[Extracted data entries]
* * * * *

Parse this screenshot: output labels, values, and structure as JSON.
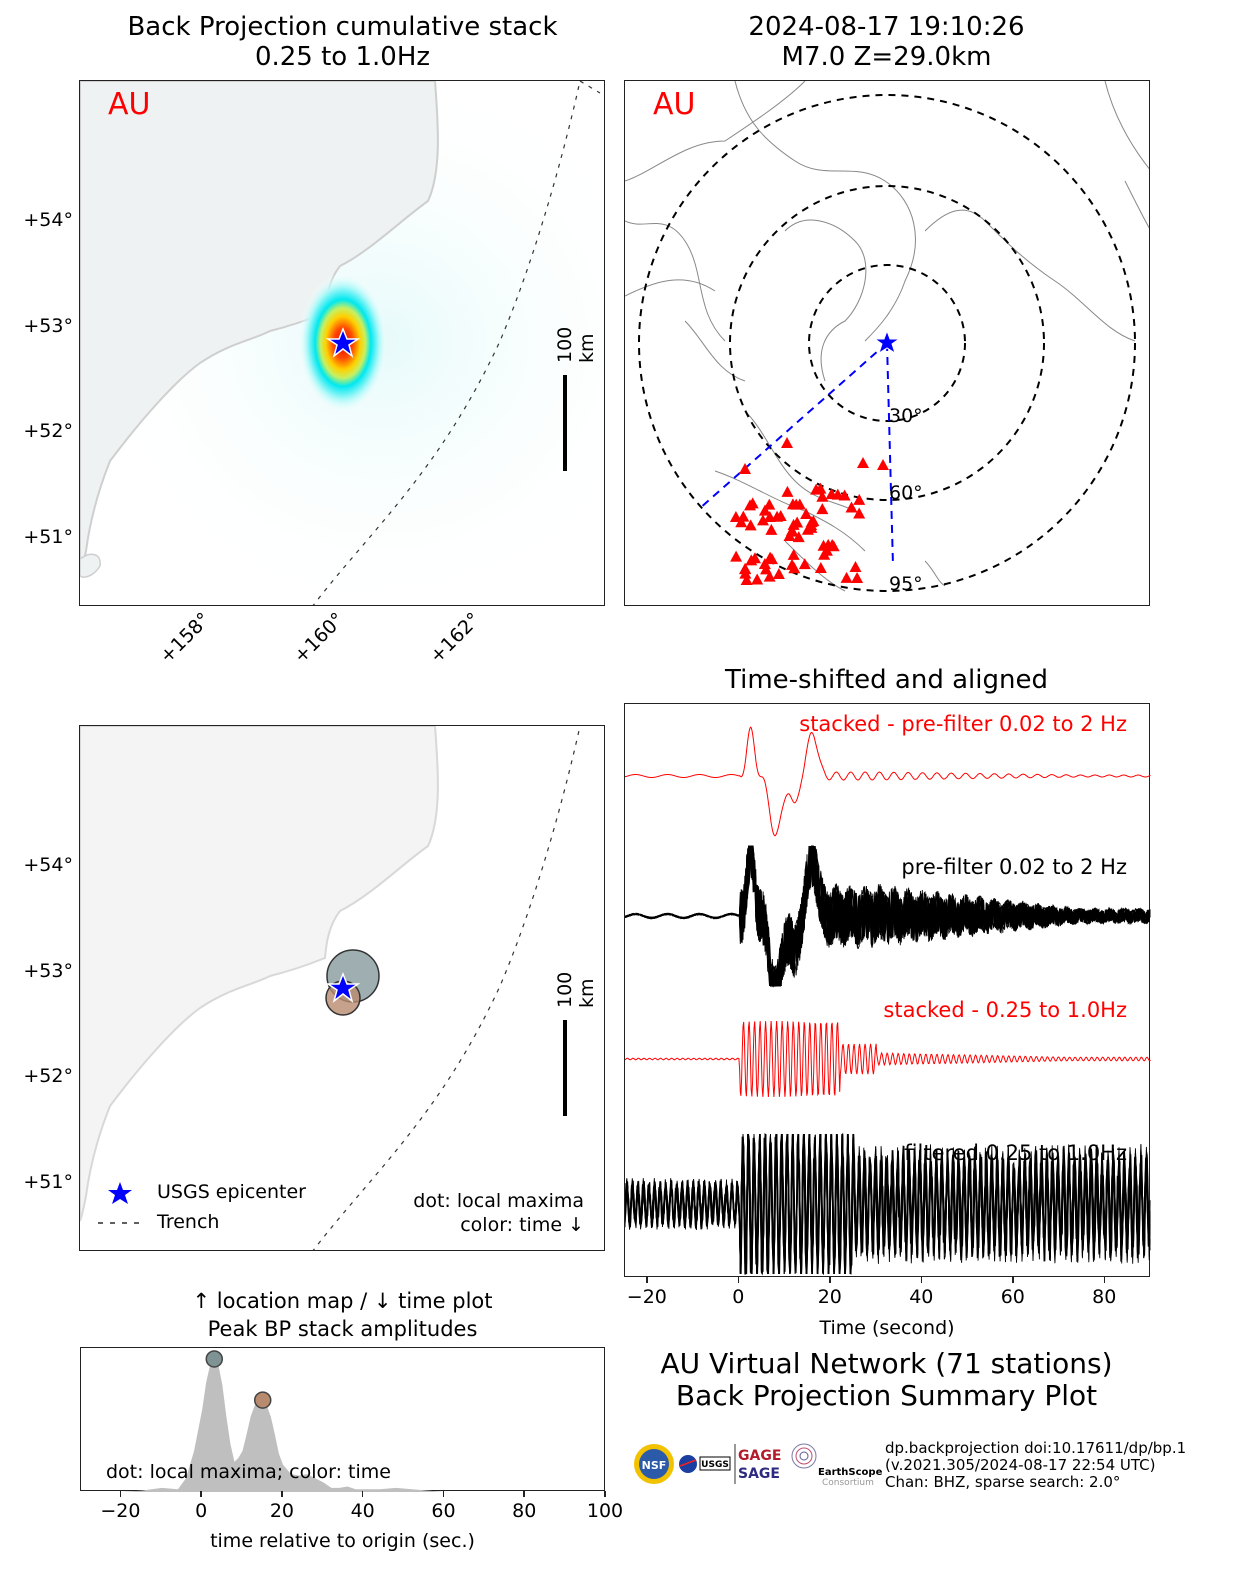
{
  "map_top": {
    "title_line1": "Back Projection cumulative stack",
    "title_line2": "0.25 to 1.0Hz",
    "network_label": "AU",
    "lat_ticks": [
      "+54°",
      "+53°",
      "+52°",
      "+51°"
    ],
    "lon_ticks": [
      "+158°",
      "+160°",
      "+162°"
    ],
    "scale_label": "100 km",
    "epicenter": {
      "lat": 52.8,
      "lon": 160.0
    }
  },
  "station_map": {
    "title_line1": "2024-08-17 19:10:26",
    "title_line2": "M7.0 Z=29.0km",
    "network_label": "AU",
    "ring_labels": [
      "30°",
      "60°",
      "95°"
    ],
    "station_count": 71
  },
  "map_bottom": {
    "lat_ticks": [
      "+54°",
      "+53°",
      "+52°",
      "+51°"
    ],
    "scale_label": "100 km",
    "legend": {
      "epicenter": "USGS epicenter",
      "trench": "Trench"
    },
    "note_line1": "dot: local maxima",
    "note_line2": "color: time ↓",
    "maxima": [
      {
        "name": "maximum-1",
        "color": "#7f9395",
        "time": 3
      },
      {
        "name": "maximum-2",
        "color": "#b88a6e",
        "time": 15
      }
    ]
  },
  "colors": {
    "accent_red": "#ff0000",
    "epicenter_blue": "#0000ff",
    "fill_gray": "#bfbfbf"
  },
  "chart_data": [
    {
      "type": "area",
      "title": "Peak BP stack amplitudes",
      "title_top": "↑ location map / ↓ time plot",
      "xlabel": "time relative to origin (sec.)",
      "ylabel": "",
      "xlim": [
        -30,
        100
      ],
      "ylim": [
        0,
        1.05
      ],
      "xticks": [
        -20,
        0,
        20,
        40,
        60,
        80,
        100
      ],
      "xtick_labels": [
        "−20",
        "0",
        "20",
        "40",
        "60",
        "80",
        "100"
      ],
      "annotation": "dot: local maxima; color: time",
      "x": [
        -30,
        -20,
        -15,
        -10,
        -6,
        -4,
        -2,
        0,
        1,
        2,
        3,
        4,
        5,
        6,
        7,
        8,
        9,
        10,
        11,
        12,
        13,
        14,
        15,
        16,
        17,
        18,
        19,
        20,
        22,
        24,
        26,
        28,
        30,
        32,
        34,
        36,
        38,
        40,
        44,
        48,
        52,
        56,
        60,
        80,
        100
      ],
      "y": [
        0,
        0,
        0.01,
        0.03,
        0.02,
        0.1,
        0.3,
        0.6,
        0.8,
        0.93,
        0.97,
        0.93,
        0.78,
        0.55,
        0.35,
        0.22,
        0.25,
        0.3,
        0.42,
        0.55,
        0.63,
        0.66,
        0.67,
        0.63,
        0.55,
        0.42,
        0.28,
        0.2,
        0.13,
        0.12,
        0.13,
        0.1,
        0.07,
        0.03,
        0.03,
        0.04,
        0.02,
        0.02,
        0.02,
        0.03,
        0.02,
        0.01,
        0,
        0,
        0
      ],
      "markers": [
        {
          "x": 3,
          "y": 0.97,
          "color": "#7f9395"
        },
        {
          "x": 15,
          "y": 0.67,
          "color": "#b88a6e"
        }
      ]
    },
    {
      "type": "line",
      "title": "Time-shifted and aligned",
      "xlabel": "Time (second)",
      "ylabel": "",
      "xlim": [
        -25,
        90
      ],
      "xticks": [
        -20,
        0,
        20,
        40,
        60,
        80
      ],
      "xtick_labels": [
        "−20",
        "0",
        "20",
        "40",
        "60",
        "80"
      ],
      "series": [
        {
          "name": "stacked - pre-filter 0.02 to 2 Hz",
          "color": "#ff0000",
          "kind": "stack"
        },
        {
          "name": "pre-filter 0.02 to 2 Hz",
          "color": "#000000",
          "kind": "traces"
        },
        {
          "name": "stacked - 0.25 to 1.0Hz",
          "color": "#ff0000",
          "kind": "stack"
        },
        {
          "name": "filtered 0.25 to 1.0Hz",
          "color": "#000000",
          "kind": "traces"
        }
      ]
    }
  ],
  "summary": {
    "line1": "AU Virtual Network (71 stations)",
    "line2": "Back Projection Summary Plot"
  },
  "credits": {
    "line1": "dp.backprojection doi:10.17611/dp/bp.1",
    "line2": "(v.2021.305/2024-08-17 22:54 UTC)",
    "line3": "Chan: BHZ, sparse search: 2.0°",
    "logos": [
      "NSF",
      "NASA",
      "USGS",
      "GAGE",
      "SAGE",
      "EarthScope Consortium"
    ]
  }
}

* * * * *

WORK TO BE COMPLETED: Give nothing but the count of lines in the listing above that hold the string "local".

RESPONSE FOR THIS EXERCISE: 2